_Task goal_: Can you rewrite every line of the records below as a numbered list, skipping blank lines and leaving the pictures out?

_Data supplied_:
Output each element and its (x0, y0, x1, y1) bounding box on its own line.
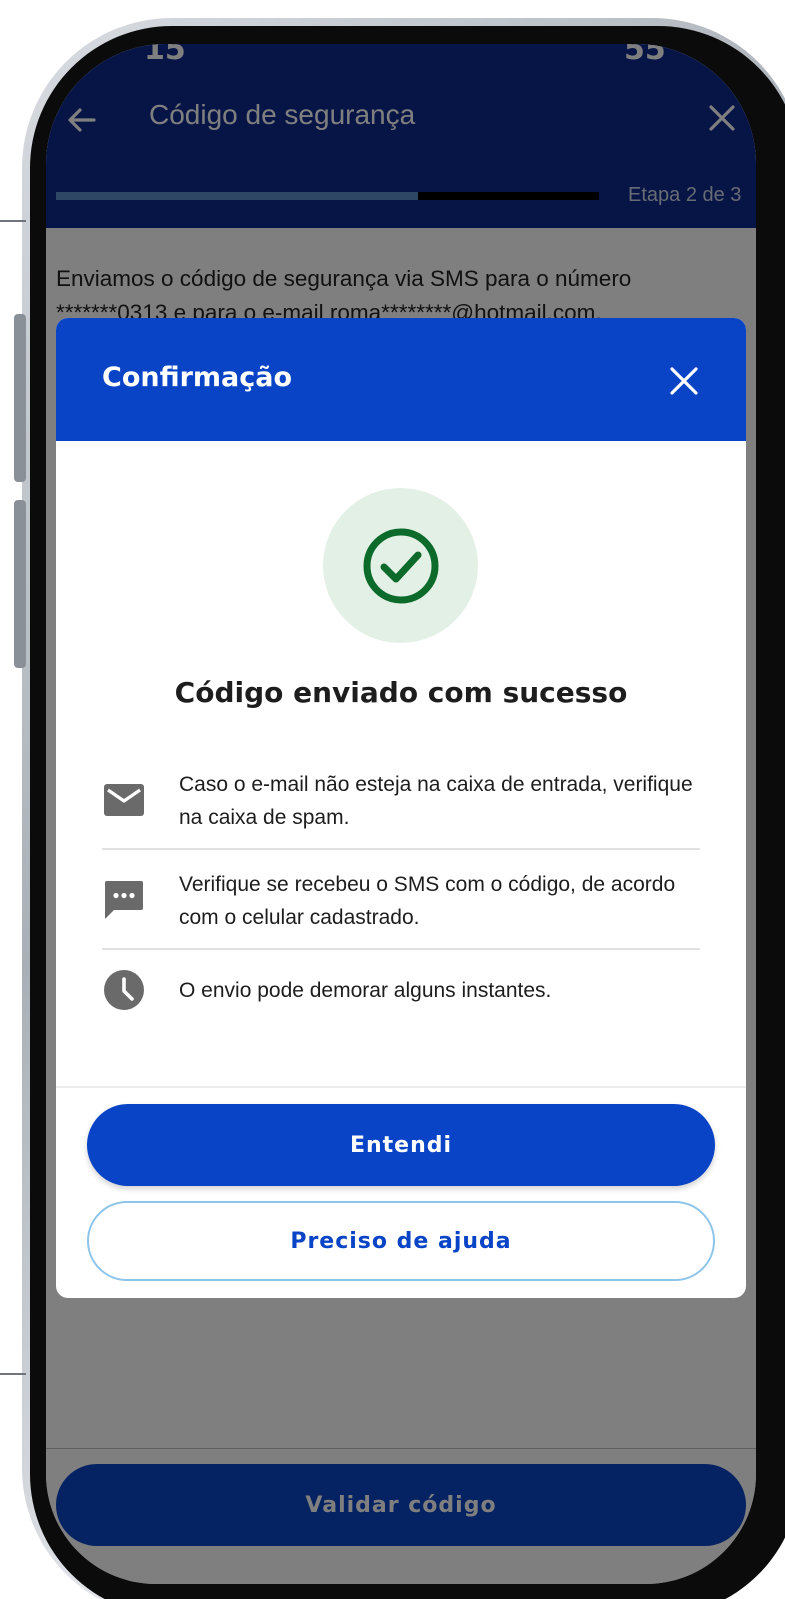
modal-title: Confirmação (102, 362, 293, 393)
modal-header: Confirmação (56, 318, 746, 441)
modal-close-icon[interactable] (668, 365, 700, 397)
side-button-upper (14, 314, 26, 482)
info-text-delay: O envio pode demorar alguns instantes. (179, 979, 552, 1002)
info-text-email: Caso o e-mail não esteja na caixa de ent… (179, 773, 693, 829)
side-button-lower (14, 500, 26, 668)
phone-screen: 15 55 Código de segurança Etapa 2 de 3 E… (46, 44, 756, 1584)
confirmation-modal: Confirmação Código enviado com sucesso C… (56, 318, 746, 1298)
need-help-button[interactable]: Preciso de ajuda (87, 1201, 715, 1281)
sms-icon (105, 881, 143, 919)
modal-footer-divider (56, 1086, 746, 1088)
info-item-sms: Verifique se recebeu o SMS com o código,… (102, 868, 700, 938)
clock-icon (104, 970, 144, 1010)
info-divider (102, 948, 700, 950)
understood-button[interactable]: Entendi (87, 1104, 715, 1186)
mail-icon (104, 784, 144, 816)
success-title: Código enviado com sucesso (174, 676, 628, 709)
info-text-sms: Verifique se recebeu o SMS com o código,… (179, 873, 676, 929)
frame-antenna-line-bottom (0, 1373, 26, 1375)
success-badge (323, 488, 478, 643)
info-item-email: Caso o e-mail não esteja na caixa de ent… (102, 768, 700, 838)
info-divider (102, 848, 700, 850)
info-item-delay: O envio pode demorar alguns instantes. (102, 968, 700, 1018)
check-circle-icon (363, 528, 438, 603)
frame-antenna-line-top (0, 220, 26, 222)
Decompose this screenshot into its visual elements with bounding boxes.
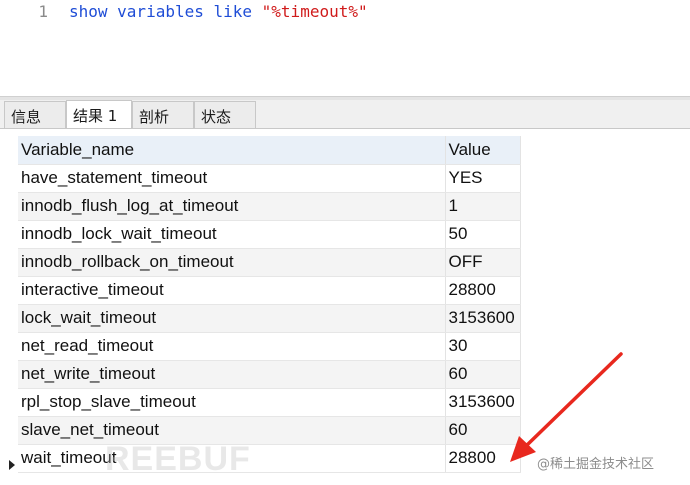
tab-info[interactable]: 信息 xyxy=(4,101,66,128)
cell-variable-name[interactable]: slave_net_timeout xyxy=(18,416,446,445)
cell-value[interactable]: OFF xyxy=(445,248,521,277)
sql-query-line[interactable]: show variables like "%timeout%" xyxy=(69,2,368,21)
table-row[interactable]: rpl_stop_slave_timeout 3153600 xyxy=(18,388,521,417)
tab-status[interactable]: 状态 xyxy=(194,101,256,128)
cell-value[interactable]: 30 xyxy=(445,332,521,361)
table-row[interactable]: innodb_lock_wait_timeout 50 xyxy=(18,220,521,249)
cell-variable-name[interactable]: net_write_timeout xyxy=(18,360,446,389)
column-header-value[interactable]: Value xyxy=(445,136,521,165)
sql-string-literal: "%timeout%" xyxy=(261,2,368,21)
cell-value[interactable]: 28800 xyxy=(445,444,521,473)
table-row[interactable]: slave_net_timeout 60 xyxy=(18,416,521,445)
tab-profile[interactable]: 剖析 xyxy=(132,101,194,128)
cell-variable-name[interactable]: rpl_stop_slave_timeout xyxy=(18,388,446,417)
table-row-selected[interactable]: wait_timeout 28800 xyxy=(18,444,521,473)
cell-value[interactable]: 50 xyxy=(445,220,521,249)
grid-header-row: Variable_name Value xyxy=(18,136,521,165)
line-gutter: 1 xyxy=(0,0,58,96)
cell-variable-name[interactable]: lock_wait_timeout xyxy=(18,304,446,333)
credit-text: @稀土掘金技术社区 xyxy=(537,457,655,472)
cell-value[interactable]: 3153600 xyxy=(445,304,521,333)
cell-variable-name[interactable]: innodb_flush_log_at_timeout xyxy=(18,192,446,221)
table-row[interactable]: lock_wait_timeout 3153600 xyxy=(18,304,521,333)
cell-variable-name[interactable]: wait_timeout xyxy=(18,444,446,473)
cell-variable-name[interactable]: innodb_lock_wait_timeout xyxy=(18,220,446,249)
result-grid-area: Variable_name Value have_statement_timeo… xyxy=(0,129,690,485)
cell-variable-name[interactable]: innodb_rollback_on_timeout xyxy=(18,248,446,277)
table-row[interactable]: innodb_rollback_on_timeout OFF xyxy=(18,248,521,277)
sql-editor[interactable]: 1 show variables like "%timeout%" xyxy=(0,0,690,96)
cell-value[interactable]: 28800 xyxy=(445,276,521,305)
current-row-indicator-icon xyxy=(9,460,15,470)
cell-variable-name[interactable]: net_read_timeout xyxy=(18,332,446,361)
tab-result-1[interactable]: 结果 1 xyxy=(66,100,132,128)
table-row[interactable]: innodb_flush_log_at_timeout 1 xyxy=(18,192,521,221)
cell-value[interactable]: 3153600 xyxy=(445,388,521,417)
cell-variable-name[interactable]: interactive_timeout xyxy=(18,276,446,305)
sql-keywords: show variables like xyxy=(69,2,262,21)
table-row[interactable]: interactive_timeout 28800 xyxy=(18,276,521,305)
table-row[interactable]: have_statement_timeout YES xyxy=(18,164,521,193)
cell-value[interactable]: 60 xyxy=(445,416,521,445)
line-number: 1 xyxy=(38,2,48,21)
table-row[interactable]: net_read_timeout 30 xyxy=(18,332,521,361)
cell-value[interactable]: 1 xyxy=(445,192,521,221)
cell-variable-name[interactable]: have_statement_timeout xyxy=(18,164,446,193)
column-header-variable-name[interactable]: Variable_name xyxy=(18,136,446,165)
result-tabbar: 信息 结果 1 剖析 状态 xyxy=(0,100,690,129)
cell-value[interactable]: YES xyxy=(445,164,521,193)
cell-value[interactable]: 60 xyxy=(445,360,521,389)
result-grid: Variable_name Value have_statement_timeo… xyxy=(18,136,521,473)
table-row[interactable]: net_write_timeout 60 xyxy=(18,360,521,389)
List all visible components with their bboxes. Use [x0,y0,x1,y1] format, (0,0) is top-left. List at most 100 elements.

_Exercise answer_:
1. Output each element and its (x0, y0, x1, y1) bounding box on its own line.
2. modal-title: Confirmação (102, 362, 293, 393)
3. modal-header: Confirmação (56, 318, 746, 441)
4. modal-close-icon[interactable] (668, 365, 700, 397)
5. side-button-upper (14, 314, 26, 482)
6. info-text-delay: O envio pode demorar alguns instantes. (179, 979, 552, 1002)
7. info-text-email: Caso o e-mail não esteja na caixa de ent… (179, 773, 693, 829)
8. side-button-lower (14, 500, 26, 668)
9. phone-screen: 15 55 Código de segurança Etapa 2 de 3 E… (46, 44, 756, 1584)
10. confirmation-modal: Confirmação Código enviado com sucesso C… (56, 318, 746, 1298)
11. need-help-button[interactable]: Preciso de ajuda (87, 1201, 715, 1281)
12. sms-icon (105, 881, 143, 919)
13. modal-footer-divider (56, 1086, 746, 1088)
14. info-item-sms: Verifique se recebeu o SMS com o código,… (102, 868, 700, 938)
15. clock-icon (104, 970, 144, 1010)
16. info-divider (102, 948, 700, 950)
17. understood-button[interactable]: Entendi (87, 1104, 715, 1186)
18. mail-icon (104, 784, 144, 816)
19. success-title: Código enviado com sucesso (174, 676, 628, 709)
20. info-text-sms: Verifique se recebeu o SMS com o código,… (179, 873, 676, 929)
21. frame-antenna-line-bottom (0, 1373, 26, 1375)
22. success-badge (323, 488, 478, 643)
23. info-item-email: Caso o e-mail não esteja na caixa de ent… (102, 768, 700, 838)
24. info-divider (102, 848, 700, 850)
25. info-item-delay: O envio pode demorar alguns instantes. (102, 968, 700, 1018)
26. check-circle-icon (363, 528, 438, 603)
27. frame-antenna-line-top (0, 220, 26, 222)
28. Decompose this screenshot into its visual elements with bounding boxes.
29. tab-info[interactable]: 信息 xyxy=(4,101,66,128)
30. cell-variable-name[interactable]: slave_net_timeout xyxy=(18,416,446,445)
31. cell-value[interactable]: OFF xyxy=(445,248,521,277)
32. sql-query-line[interactable]: show variables like "%timeout%" xyxy=(69,2,368,21)
33. table-row[interactable]: rpl_stop_slave_timeout 3153600 xyxy=(18,388,521,417)
34. tab-status[interactable]: 状态 xyxy=(194,101,256,128)
35. cell-value[interactable]: 30 xyxy=(445,332,521,361)
36. table-row[interactable]: innodb_lock_wait_timeout 50 xyxy=(18,220,521,249)
37. cell-variable-name[interactable]: net_write_timeout xyxy=(18,360,446,389)
38. column-header-value[interactable]: Value xyxy=(445,136,521,165)
39. sql-string-literal: "%timeout%" xyxy=(261,2,368,21)
40. cell-value[interactable]: 28800 xyxy=(445,444,521,473)
41. table-row[interactable]: slave_net_timeout 60 xyxy=(18,416,521,445)
42. tab-profile[interactable]: 剖析 xyxy=(132,101,194,128)
43. cell-variable-name[interactable]: rpl_stop_slave_timeout xyxy=(18,388,446,417)
44. table-row-selected[interactable]: wait_timeout 28800 xyxy=(18,444,521,473)
45. cell-value[interactable]: 50 xyxy=(445,220,521,249)
46. grid-header-row: Variable_name Value xyxy=(18,136,521,165)
47. line-gutter: 1 xyxy=(0,0,58,96)
48. cell-variable-name[interactable]: lock_wait_timeout xyxy=(18,304,446,333)
49. credit-text: @稀土掘金技术社区 xyxy=(537,457,655,472)
50. cell-value[interactable]: 3153600 xyxy=(445,304,521,333)
51. cell-variable-name[interactable]: innodb_flush_log_at_timeout xyxy=(18,192,446,221)
52. table-row[interactable]: lock_wait_timeout 3153600 xyxy=(18,304,521,333)
53. cell-variable-name[interactable]: wait_timeout xyxy=(18,444,446,473)
54. cell-variable-name[interactable]: innodb_lock_wait_timeout xyxy=(18,220,446,249)
55. result-grid-area: Variable_name Value have_statement_timeo… xyxy=(0,129,690,485)
56. cell-variable-name[interactable]: innodb_rollback_on_timeout xyxy=(18,248,446,277)
57. table-row[interactable]: innodb_rollback_on_timeout OFF xyxy=(18,248,521,277)
58. sql-editor[interactable]: 1 show variables like "%timeout%" xyxy=(0,0,690,96)
59. cell-value[interactable]: 28800 xyxy=(445,276,521,305)
60. current-row-indicator-icon xyxy=(9,460,15,470)
61. cell-variable-name[interactable]: net_read_timeout xyxy=(18,332,446,361)
62. tab-result-1[interactable]: 结果 1 xyxy=(66,100,132,128)
63. table-row[interactable]: innodb_flush_log_at_timeout 1 xyxy=(18,192,521,221)
64. cell-value[interactable]: 3153600 xyxy=(445,388,521,417)
65. cell-variable-name[interactable]: interactive_timeout xyxy=(18,276,446,305)
66. sql-keywords: show variables like xyxy=(69,2,262,21)
67. table-row[interactable]: interactive_timeout 28800 xyxy=(18,276,521,305)
68. table-row[interactable]: have_statement_timeout YES xyxy=(18,164,521,193)
69. cell-value[interactable]: 60 xyxy=(445,416,521,445)
70. line-number: 1 xyxy=(38,2,48,21)
71. table-row[interactable]: net_read_timeout 30 xyxy=(18,332,521,361)
72. cell-value[interactable]: 1 xyxy=(445,192,521,221)
73. cell-variable-name[interactable]: have_statement_timeout xyxy=(18,164,446,193)
74. column-header-variable-name[interactable]: Variable_name xyxy=(18,136,446,165)
75. result-tabbar: 信息 结果 1 剖析 状态 xyxy=(0,100,690,129)
76. cell-value[interactable]: YES xyxy=(445,164,521,193)
77. cell-value[interactable]: 60 xyxy=(445,360,521,389)
78. result-grid: Variable_name Value have_statement_timeo… xyxy=(18,136,521,473)
79. table-row[interactable]: net_write_timeout 60 xyxy=(18,360,521,389)
80. List all visible components with their bboxes. Use [x0,y0,x1,y1] format, (0,0) is top-left. List at most 100 elements.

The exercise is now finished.